_What the exercise asks_:
Write out the whole listing exactly as it stands.

_Material provided_:
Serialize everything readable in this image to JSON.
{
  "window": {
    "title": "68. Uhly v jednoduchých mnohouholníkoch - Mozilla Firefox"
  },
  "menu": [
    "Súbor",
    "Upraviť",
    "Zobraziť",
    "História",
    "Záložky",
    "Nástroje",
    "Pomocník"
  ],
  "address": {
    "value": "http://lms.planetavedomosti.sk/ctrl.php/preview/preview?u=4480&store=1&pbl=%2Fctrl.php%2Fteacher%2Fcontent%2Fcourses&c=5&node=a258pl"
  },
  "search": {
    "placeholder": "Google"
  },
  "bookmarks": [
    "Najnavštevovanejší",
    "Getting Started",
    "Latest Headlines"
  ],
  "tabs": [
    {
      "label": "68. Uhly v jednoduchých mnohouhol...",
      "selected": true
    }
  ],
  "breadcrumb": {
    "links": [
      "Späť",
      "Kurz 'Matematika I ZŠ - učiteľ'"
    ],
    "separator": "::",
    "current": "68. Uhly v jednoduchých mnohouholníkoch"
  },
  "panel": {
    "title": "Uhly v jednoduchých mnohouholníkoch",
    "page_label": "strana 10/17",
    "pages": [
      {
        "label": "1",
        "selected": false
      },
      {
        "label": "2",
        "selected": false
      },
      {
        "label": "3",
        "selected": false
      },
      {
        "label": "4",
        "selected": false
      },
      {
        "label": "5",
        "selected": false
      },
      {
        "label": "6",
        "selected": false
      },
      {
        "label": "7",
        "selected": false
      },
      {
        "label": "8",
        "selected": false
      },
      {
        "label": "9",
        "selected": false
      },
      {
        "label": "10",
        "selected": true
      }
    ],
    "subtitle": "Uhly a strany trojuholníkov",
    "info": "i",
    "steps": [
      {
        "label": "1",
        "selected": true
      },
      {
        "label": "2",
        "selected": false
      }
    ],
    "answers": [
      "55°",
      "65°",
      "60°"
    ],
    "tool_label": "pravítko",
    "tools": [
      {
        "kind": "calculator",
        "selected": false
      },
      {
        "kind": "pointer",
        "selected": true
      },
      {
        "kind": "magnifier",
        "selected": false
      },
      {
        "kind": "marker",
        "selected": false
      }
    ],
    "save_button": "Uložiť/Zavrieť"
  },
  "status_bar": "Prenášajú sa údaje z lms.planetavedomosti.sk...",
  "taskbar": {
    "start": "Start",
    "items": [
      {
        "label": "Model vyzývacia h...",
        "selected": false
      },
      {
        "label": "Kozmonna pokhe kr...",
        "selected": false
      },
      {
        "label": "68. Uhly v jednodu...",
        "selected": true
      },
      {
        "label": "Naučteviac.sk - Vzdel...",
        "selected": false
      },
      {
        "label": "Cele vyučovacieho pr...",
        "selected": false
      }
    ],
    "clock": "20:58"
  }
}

_Exercise answer_:
Serialize everything readable in this image to JSON.
{
  "window": {
    "title": "68. Uhly v jednoduchých mnohouholníkoch - Mozilla Firefox"
  },
  "menu": [
    "Súbor",
    "Upraviť",
    "Zobraziť",
    "História",
    "Záložky",
    "Nástroje",
    "Pomocník"
  ],
  "address": {
    "value": "http://lms.planetavedomosti.sk/ctrl.php/preview/preview?u=4480&store=1&pbl=%2Fctrl.php%2Fteacher%2Fcontent%2Fcourses&c=5&node=a258pl"
  },
  "search": {
    "placeholder": "Google"
  },
  "bookmarks": [
    "Najnavštevovanejší",
    "Getting Started",
    "Latest Headlines"
  ],
  "tabs": [
    {
      "label": "68. Uhly v jednoduchých mnohouhol...",
      "selected": true
    }
  ],
  "breadcrumb": {
    "links": [
      "Späť",
      "Kurz 'Matematika I ZŠ - učiteľ'"
    ],
    "separator": "::",
    "current": "68. Uhly v jednoduchých mnohouholníkoch"
  },
  "panel": {
    "title": "Uhly v jednoduchých mnohouholníkoch",
    "page_label": "strana 10/17",
    "pages": [
      {
        "label": "1",
        "selected": false
      },
      {
        "label": "2",
        "selected": false
      },
      {
        "label": "3",
        "selected": false
      },
      {
        "label": "4",
        "selected": false
      },
      {
        "label": "5",
        "selected": false
      },
      {
        "label": "6",
        "selected": false
      },
      {
        "label": "7",
        "selected": false
      },
      {
        "label": "8",
        "selected": false
      },
      {
        "label": "9",
        "selected": false
      },
      {
        "label": "10",
        "selected": true
      }
    ],
    "subtitle": "Uhly a strany trojuholníkov",
    "info": "i",
    "steps": [
      {
        "label": "1",
        "selected": true
      },
      {
        "label": "2",
        "selected": false
      }
    ],
    "answers": [
      "55°",
      "65°",
      "60°"
    ],
    "tool_label": "pravítko",
    "tools": [
      {
        "kind": "calculator",
        "selected": false
      },
      {
        "kind": "pointer",
        "selected": true
      },
      {
        "kind": "magnifier",
        "selected": false
      },
      {
        "kind": "marker",
        "selected": false
      }
    ],
    "save_button": "Uložiť/Zavrieť"
  },
  "status_bar": "Prenášajú sa údaje z lms.planetavedomosti.sk...",
  "taskbar": {
    "start": "Start",
    "items": [
      {
        "label": "Model vyzývacia h...",
        "selected": false
      },
      {
        "label": "Kozmonna pokhe kr...",
        "selected": false
      },
      {
        "label": "68. Uhly v jednodu...",
        "selected": true
      },
      {
        "label": "Naučteviac.sk - Vzdel...",
        "selected": false
      },
      {
        "label": "Cele vyučovacieho pr...",
        "selected": false
      }
    ],
    "clock": "20:58"
  }
}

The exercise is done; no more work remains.